**WHAT IS BEING ASKED**
Copy all the material that follows, keeping every character the same.

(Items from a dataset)
======

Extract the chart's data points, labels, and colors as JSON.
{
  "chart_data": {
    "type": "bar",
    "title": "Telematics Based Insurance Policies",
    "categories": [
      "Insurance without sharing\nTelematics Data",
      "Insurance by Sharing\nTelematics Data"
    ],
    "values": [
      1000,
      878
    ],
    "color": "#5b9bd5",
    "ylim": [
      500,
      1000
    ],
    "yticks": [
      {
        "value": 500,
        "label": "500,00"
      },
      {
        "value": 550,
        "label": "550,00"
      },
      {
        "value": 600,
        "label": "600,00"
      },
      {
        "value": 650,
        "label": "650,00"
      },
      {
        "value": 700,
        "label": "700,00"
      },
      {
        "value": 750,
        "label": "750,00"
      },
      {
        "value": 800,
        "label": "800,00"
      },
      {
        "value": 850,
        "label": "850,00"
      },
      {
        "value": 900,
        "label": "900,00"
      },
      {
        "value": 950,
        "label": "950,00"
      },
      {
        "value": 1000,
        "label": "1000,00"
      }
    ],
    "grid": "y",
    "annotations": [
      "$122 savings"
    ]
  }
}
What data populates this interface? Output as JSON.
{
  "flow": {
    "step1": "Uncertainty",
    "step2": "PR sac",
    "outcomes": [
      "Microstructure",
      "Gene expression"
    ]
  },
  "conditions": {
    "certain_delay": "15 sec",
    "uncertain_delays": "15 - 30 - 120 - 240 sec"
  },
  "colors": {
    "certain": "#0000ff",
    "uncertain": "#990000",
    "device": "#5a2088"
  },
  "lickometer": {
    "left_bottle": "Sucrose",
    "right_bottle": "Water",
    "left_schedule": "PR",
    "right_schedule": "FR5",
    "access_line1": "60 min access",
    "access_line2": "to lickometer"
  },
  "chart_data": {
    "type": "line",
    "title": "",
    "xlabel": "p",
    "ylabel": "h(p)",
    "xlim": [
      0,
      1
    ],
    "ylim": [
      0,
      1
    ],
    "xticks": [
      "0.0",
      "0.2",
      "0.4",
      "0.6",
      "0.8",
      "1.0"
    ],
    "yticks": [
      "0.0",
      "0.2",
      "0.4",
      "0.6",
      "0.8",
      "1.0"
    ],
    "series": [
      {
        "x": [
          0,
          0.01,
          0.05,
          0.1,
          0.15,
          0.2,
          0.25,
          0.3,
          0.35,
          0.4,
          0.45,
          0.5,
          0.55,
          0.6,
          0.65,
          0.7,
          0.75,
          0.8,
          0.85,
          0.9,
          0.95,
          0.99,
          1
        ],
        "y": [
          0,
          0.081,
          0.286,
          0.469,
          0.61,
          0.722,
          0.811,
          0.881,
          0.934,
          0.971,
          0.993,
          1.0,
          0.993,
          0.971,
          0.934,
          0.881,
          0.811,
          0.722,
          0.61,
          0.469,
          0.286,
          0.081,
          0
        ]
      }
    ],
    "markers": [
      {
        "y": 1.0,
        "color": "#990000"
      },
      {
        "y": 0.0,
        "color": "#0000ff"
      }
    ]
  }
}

======

**ANSWER TO THE PROBLEM**
Extract the chart's data points, labels, and colors as JSON.
{
  "chart_data": {
    "type": "bar",
    "title": "Telematics Based Insurance Policies",
    "categories": [
      "Insurance without sharing\nTelematics Data",
      "Insurance by Sharing\nTelematics Data"
    ],
    "values": [
      1000,
      878
    ],
    "color": "#5b9bd5",
    "ylim": [
      500,
      1000
    ],
    "yticks": [
      {
        "value": 500,
        "label": "500,00"
      },
      {
        "value": 550,
        "label": "550,00"
      },
      {
        "value": 600,
        "label": "600,00"
      },
      {
        "value": 650,
        "label": "650,00"
      },
      {
        "value": 700,
        "label": "700,00"
      },
      {
        "value": 750,
        "label": "750,00"
      },
      {
        "value": 800,
        "label": "800,00"
      },
      {
        "value": 850,
        "label": "850,00"
      },
      {
        "value": 900,
        "label": "900,00"
      },
      {
        "value": 950,
        "label": "950,00"
      },
      {
        "value": 1000,
        "label": "1000,00"
      }
    ],
    "grid": "y",
    "annotations": [
      "$122 savings"
    ]
  }
}
What data populates this interface? Output as JSON.
{
  "flow": {
    "step1": "Uncertainty",
    "step2": "PR sac",
    "outcomes": [
      "Microstructure",
      "Gene expression"
    ]
  },
  "conditions": {
    "certain_delay": "15 sec",
    "uncertain_delays": "15 - 30 - 120 - 240 sec"
  },
  "colors": {
    "certain": "#0000ff",
    "uncertain": "#990000",
    "device": "#5a2088"
  },
  "lickometer": {
    "left_bottle": "Sucrose",
    "right_bottle": "Water",
    "left_schedule": "PR",
    "right_schedule": "FR5",
    "access_line1": "60 min access",
    "access_line2": "to lickometer"
  },
  "chart_data": {
    "type": "line",
    "title": "",
    "xlabel": "p",
    "ylabel": "h(p)",
    "xlim": [
      0,
      1
    ],
    "ylim": [
      0,
      1
    ],
    "xticks": [
      "0.0",
      "0.2",
      "0.4",
      "0.6",
      "0.8",
      "1.0"
    ],
    "yticks": [
      "0.0",
      "0.2",
      "0.4",
      "0.6",
      "0.8",
      "1.0"
    ],
    "series": [
      {
        "x": [
          0,
          0.01,
          0.05,
          0.1,
          0.15,
          0.2,
          0.25,
          0.3,
          0.35,
          0.4,
          0.45,
          0.5,
          0.55,
          0.6,
          0.65,
          0.7,
          0.75,
          0.8,
          0.85,
          0.9,
          0.95,
          0.99,
          1
        ],
        "y": [
          0,
          0.081,
          0.286,
          0.469,
          0.61,
          0.722,
          0.811,
          0.881,
          0.934,
          0.971,
          0.993,
          1.0,
          0.993,
          0.971,
          0.934,
          0.881,
          0.811,
          0.722,
          0.61,
          0.469,
          0.286,
          0.081,
          0
        ]
      }
    ],
    "markers": [
      {
        "y": 1.0,
        "color": "#990000"
      },
      {
        "y": 0.0,
        "color": "#0000ff"
      }
    ]
  }
}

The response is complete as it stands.